[Exercise prompt] Can you carry the forum thread on Arch Linux and GPU drivers forward from its final comment?

[Excerpted passage]
Meanwhile users of arch derived distros, who may or may not claim to be running arch while believing their distro is ubuntu with faster updates yell that nvidia is broken when 6.3 doesn't work the day it was cut with nvidia using a driver that doesn't claim to support 6.3. The fact that this dependency is known but not encoded into arch packages isn't an Nvidia problem.

Even Manjaro a distro run by folks who once told their users to set their clocks back because they forgot to renew their SSL Cert figured out they can avoid almost as much trouble as smart people can avoid by actually reading by just being lazy and not pulling changes instantly.

[–] [email protected] 1 points 1 year ago

I love this comment! Yeah it's true, I'm the arch linux user you're describing! So is there a good middle ground according to you? Where we can have faster updates, high application support and high customization without the downsides of arch that you describe?

[–] [email protected] 1 points 1 year ago

I am actually running Arch and have had very little issues with Nvidia, but plenty with my AMD GPUs.

[–] [email protected] 4 points 1 year ago (1 children)

AMD works fine for me. I had a Thinkpad P14s for a while and my gaming computer uses a 6800 XT.

[–] [email protected] 2 points 1 year ago

Same - Thinkpad X395 (R5 3500U) for casual use, RX 6750 XT for gaming, FirePro W4100 for work, and zero thinking about GPU drivers between the three.

[–] [email protected] 2 points 1 year ago (1 children)

Of you have a thousand year old laptop with an amd embedded you can have such problems. Don't draw the wrong conclusions about current Amd.

[–] [email protected] 4 points 1 year ago

It's less than 3 years old. If it was any newer the argument would be "you can't expect such new hardware to be supported".

[–] [email protected] 1 points 1 year ago

There's been a long standing amdgpu bug over the past year, there is a Kernel flag that fixes it mostly. Haven't had issues since the latest mesa and adding this flag. (RDNA3)

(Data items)
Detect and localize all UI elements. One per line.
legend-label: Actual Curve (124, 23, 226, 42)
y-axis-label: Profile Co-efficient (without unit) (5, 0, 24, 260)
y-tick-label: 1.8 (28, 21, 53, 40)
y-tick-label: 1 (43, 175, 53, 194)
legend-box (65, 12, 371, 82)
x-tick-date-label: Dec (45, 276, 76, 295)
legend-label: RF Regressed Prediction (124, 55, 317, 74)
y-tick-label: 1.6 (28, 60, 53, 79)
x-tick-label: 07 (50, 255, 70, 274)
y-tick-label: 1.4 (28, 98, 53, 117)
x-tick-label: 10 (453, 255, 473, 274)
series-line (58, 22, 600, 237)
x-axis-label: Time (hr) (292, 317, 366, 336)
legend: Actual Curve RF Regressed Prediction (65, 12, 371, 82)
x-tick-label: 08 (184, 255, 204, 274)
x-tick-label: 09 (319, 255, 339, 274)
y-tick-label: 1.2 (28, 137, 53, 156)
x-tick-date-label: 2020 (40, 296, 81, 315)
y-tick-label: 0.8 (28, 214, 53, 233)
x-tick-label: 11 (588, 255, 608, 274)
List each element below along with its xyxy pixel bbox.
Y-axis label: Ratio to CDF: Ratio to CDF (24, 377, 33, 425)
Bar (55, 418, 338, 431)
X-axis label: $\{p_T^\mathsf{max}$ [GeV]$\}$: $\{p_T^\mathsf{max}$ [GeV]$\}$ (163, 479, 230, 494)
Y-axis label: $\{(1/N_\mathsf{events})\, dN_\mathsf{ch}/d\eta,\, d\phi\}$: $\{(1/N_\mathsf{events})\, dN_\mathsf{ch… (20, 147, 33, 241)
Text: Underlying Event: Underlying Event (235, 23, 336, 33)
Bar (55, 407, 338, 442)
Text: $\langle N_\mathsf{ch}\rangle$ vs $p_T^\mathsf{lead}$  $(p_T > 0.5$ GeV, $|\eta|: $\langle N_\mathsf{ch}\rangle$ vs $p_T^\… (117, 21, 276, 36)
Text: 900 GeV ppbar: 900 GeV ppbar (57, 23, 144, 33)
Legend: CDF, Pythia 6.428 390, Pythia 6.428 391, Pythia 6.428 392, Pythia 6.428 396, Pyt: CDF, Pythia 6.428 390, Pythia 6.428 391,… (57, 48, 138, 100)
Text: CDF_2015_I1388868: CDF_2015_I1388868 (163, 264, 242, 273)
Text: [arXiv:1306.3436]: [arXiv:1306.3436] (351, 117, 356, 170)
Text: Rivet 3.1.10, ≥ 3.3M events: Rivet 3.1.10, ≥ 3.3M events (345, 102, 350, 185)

[Answer area]
[–] [email protected] 1 points 1 year ago

Can you use AMD CPU and Intel dGPU?

[–] [email protected] 1 points 1 year ago (1 children)

Just ubuntu or AMD APUs in general?

[–] [email protected] 1 points 1 year ago

It works on Windows, no idea how other distros behave but judging by all the issues people were reporting, even if this specific issue doesn't happen on other distros, you'll get bitten by something else.

[–] [email protected] 3 points 1 year ago (1 children)

I would have thought Intel would be decent on Linux. It falls behind on Windows because it doesn't have all the years of broken game fixes baked into the drivers like AMD and nVidia have, but isn't all the Linux gaming done through Vulkan wrappers around DirectX?

[–] [email protected] 7 points 1 year ago

Intel has the best software support - AMD just has more powerful hardware and good enough software support

nvidia has the best hardware on paper, but no software support

A large number of games support Linux natively thanks to Valve’s pushes, and use OpenGL

DXVK (directx to vulkan) is one of the more popular translation layers for other games

Intel also uses DXVK on Windows to help with older versions of DirectX (primarily DX9 afaik) on their ARC cards

[–] [email protected] 3 points 1 year ago

Hyped for the RX 7700/7800 XT, cuz they either replace my previous goal of a 4k capable card or bring down prices for the 6900/6950 XT a bit.

[–] [email protected] 2 points 1 year ago

I run Pop_OS with a temperamental Nvidia GPU that is unstable at factory clock speeds, but solid when I reduce the power limit by 5-10%. The only recurring annoyance I have with pop is that the flatpak GreenWithEnvy breaks after every GPU driver update and requires a manual flatpak upgrade to fix.

Similarly for my work laptop also running pop on nvidia, the big frustration is again nvidia related. Battery life is poor since hybrid graphics doesn't work and external displays only work with the discrete graphics card.